# Written task
Copy out each line of the material below with no changes.
══════════
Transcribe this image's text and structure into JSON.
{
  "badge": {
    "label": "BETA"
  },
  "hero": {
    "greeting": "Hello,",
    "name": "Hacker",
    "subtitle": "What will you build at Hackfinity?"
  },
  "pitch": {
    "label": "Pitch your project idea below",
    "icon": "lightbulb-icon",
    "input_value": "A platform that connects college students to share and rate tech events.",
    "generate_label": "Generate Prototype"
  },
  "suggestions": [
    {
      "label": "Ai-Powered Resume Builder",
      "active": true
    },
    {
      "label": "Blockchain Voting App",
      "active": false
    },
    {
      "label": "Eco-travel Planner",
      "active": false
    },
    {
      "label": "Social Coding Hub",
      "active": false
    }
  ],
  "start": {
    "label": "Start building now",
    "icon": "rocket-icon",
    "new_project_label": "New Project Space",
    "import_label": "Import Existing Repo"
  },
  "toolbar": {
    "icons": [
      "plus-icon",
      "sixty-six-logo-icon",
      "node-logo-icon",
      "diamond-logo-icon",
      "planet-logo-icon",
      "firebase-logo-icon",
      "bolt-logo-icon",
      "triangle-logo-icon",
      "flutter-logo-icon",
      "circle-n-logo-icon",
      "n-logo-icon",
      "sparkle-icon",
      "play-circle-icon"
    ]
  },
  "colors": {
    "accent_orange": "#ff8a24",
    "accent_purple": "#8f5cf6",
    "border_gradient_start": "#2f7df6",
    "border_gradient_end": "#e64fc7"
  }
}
══════════
# Expected answer
Transcribe this image's text and structure into JSON.
{
  "badge": {
    "label": "BETA"
  },
  "hero": {
    "greeting": "Hello,",
    "name": "Hacker",
    "subtitle": "What will you build at Hackfinity?"
  },
  "pitch": {
    "label": "Pitch your project idea below",
    "icon": "lightbulb-icon",
    "input_value": "A platform that connects college students to share and rate tech events.",
    "generate_label": "Generate Prototype"
  },
  "suggestions": [
    {
      "label": "Ai-Powered Resume Builder",
      "active": true
    },
    {
      "label": "Blockchain Voting App",
      "active": false
    },
    {
      "label": "Eco-travel Planner",
      "active": false
    },
    {
      "label": "Social Coding Hub",
      "active": false
    }
  ],
  "start": {
    "label": "Start building now",
    "icon": "rocket-icon",
    "new_project_label": "New Project Space",
    "import_label": "Import Existing Repo"
  },
  "toolbar": {
    "icons": [
      "plus-icon",
      "sixty-six-logo-icon",
      "node-logo-icon",
      "diamond-logo-icon",
      "planet-logo-icon",
      "firebase-logo-icon",
      "bolt-logo-icon",
      "triangle-logo-icon",
      "flutter-logo-icon",
      "circle-n-logo-icon",
      "n-logo-icon",
      "sparkle-icon",
      "play-circle-icon"
    ]
  },
  "colors": {
    "accent_orange": "#ff8a24",
    "accent_purple": "#8f5cf6",
    "border_gradient_start": "#2f7df6",
    "border_gradient_end": "#e64fc7"
  }
}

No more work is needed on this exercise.